→ WHAT IS EXPECTED
In the listing below, pick out lines with "Rinascimento".

→ INPUT FOR THIS TASK
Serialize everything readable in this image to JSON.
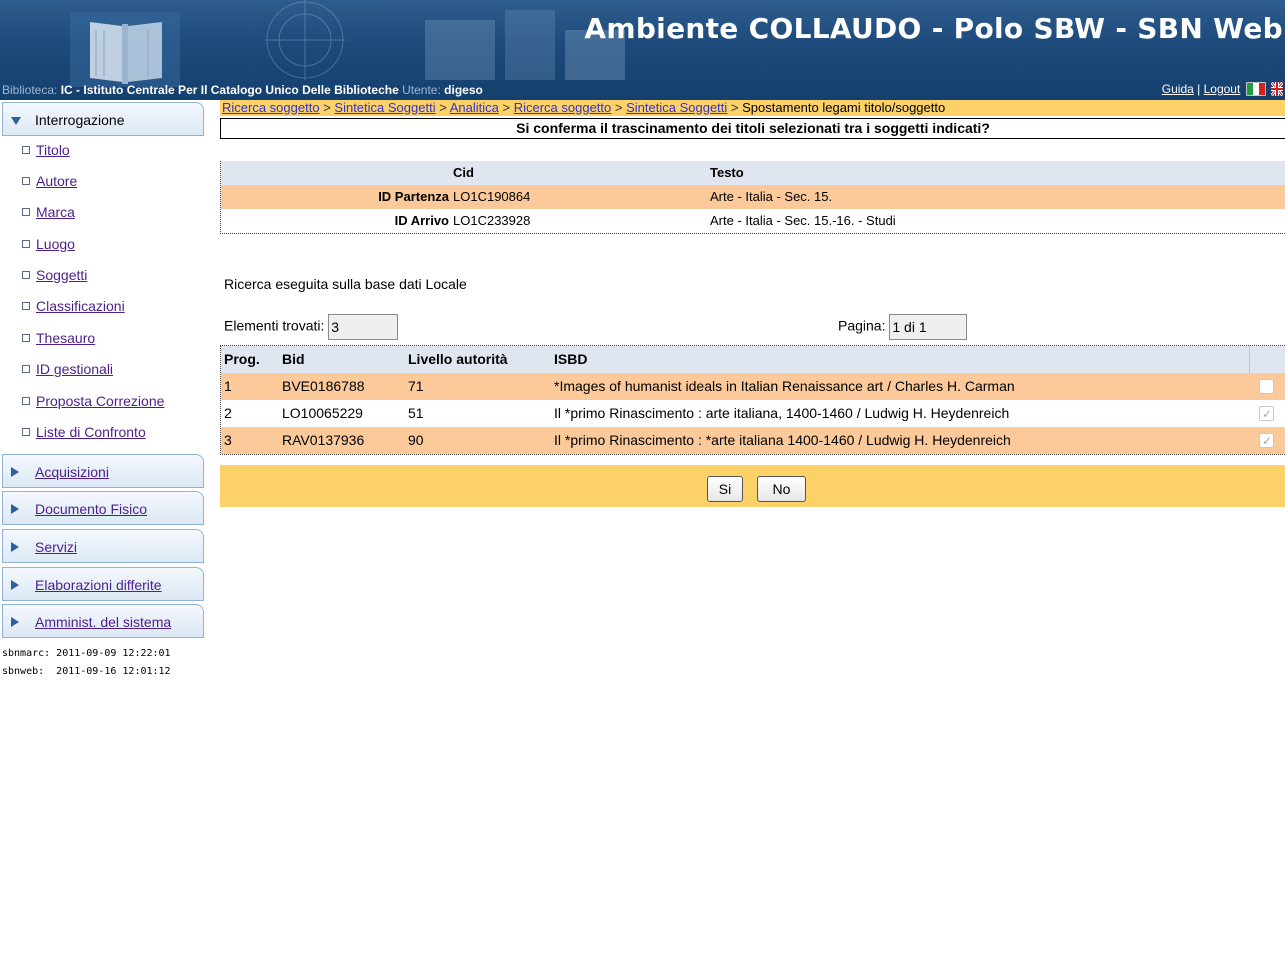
{
  "header": {
    "title": "Ambiente COLLAUDO - Polo SBW - SBN Web",
    "biblioteca_label": "Biblioteca:",
    "biblioteca_code": "IC",
    "biblioteca_name": " - Istituto Centrale Per Il Catalogo Unico Delle Biblioteche",
    "utente_label": "Utente:",
    "utente_value": "digeso",
    "guida_link": "Guida",
    "separator": "|",
    "logout_link": "Logout"
  },
  "sidebar": {
    "interrogazione": "Interrogazione",
    "items": [
      "Titolo",
      "Autore",
      "Marca",
      "Luogo",
      "Soggetti",
      "Classificazioni",
      "Thesauro",
      "ID gestionali",
      "Proposta Correzione",
      "Liste di Confronto"
    ],
    "sections": [
      "Acquisizioni",
      "Documento Fisico",
      "Servizi",
      "Elaborazioni differite",
      "Amminist. del sistema"
    ],
    "stamps": [
      "sbnmarc: 2011-09-09 12:22:01",
      "sbnweb:  2011-09-16 12:01:12"
    ]
  },
  "breadcrumb": {
    "links": [
      "Ricerca soggetto",
      "Sintetica Soggetti",
      "Analitica",
      "Ricerca soggetto",
      "Sintetica Soggetti"
    ],
    "separator": ">",
    "current": "Spostamento legami titolo/soggetto"
  },
  "confirm_message": "Si conferma il trascinamento dei titoli selezionati tra i soggetti indicati?",
  "ids_table": {
    "col_cid": "Cid",
    "col_testo": "Testo",
    "rows": [
      {
        "label": "ID Partenza",
        "cid": "LO1C190864",
        "testo": "Arte - Italia - Sec. 15."
      },
      {
        "label": "ID Arrivo",
        "cid": "LO1C233928",
        "testo": "Arte - Italia - Sec. 15.-16. - Studi"
      }
    ]
  },
  "db_note": "Ricerca eseguita sulla base dati Locale",
  "found_label": "Elementi trovati:",
  "found_value": "3",
  "page_label": "Pagina:",
  "page_value": "1 di 1",
  "results": {
    "headers": [
      "Prog.",
      "Bid",
      "Livello autorità",
      "ISBD"
    ],
    "rows": [
      {
        "prog": "1",
        "bid": "BVE0186788",
        "livello": "71",
        "isbd": "*Images of humanist ideals in Italian Renaissance art / Charles H. Carman",
        "checked": false
      },
      {
        "prog": "2",
        "bid": "LO10065229",
        "livello": "51",
        "isbd": "Il *primo Rinascimento : arte italiana, 1400-1460 / Ludwig H. Heydenreich",
        "checked": true
      },
      {
        "prog": "3",
        "bid": "RAV0137936",
        "livello": "90",
        "isbd": "Il *primo Rinascimento : *arte italiana 1400-1460 / Ludwig H. Heydenreich",
        "checked": true
      }
    ]
  },
  "buttons": {
    "si": "Si",
    "no": "No"
  },
  "colors": {
    "header_blue": "#1d4a7a",
    "orange_row": "#fbc99a",
    "yellow_bar": "#fcd268",
    "head_grey_blue": "#dfe6ef"
  }
}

→ TASK RESPONSE
        "isbd": "Il *primo Rinascimento : arte italiana, 1400-1460 / Ludwig H. Heydenreich",
        "isbd": "Il *primo Rinascimento : *arte italiana 1400-1460 / Ludwig H. Heydenreich",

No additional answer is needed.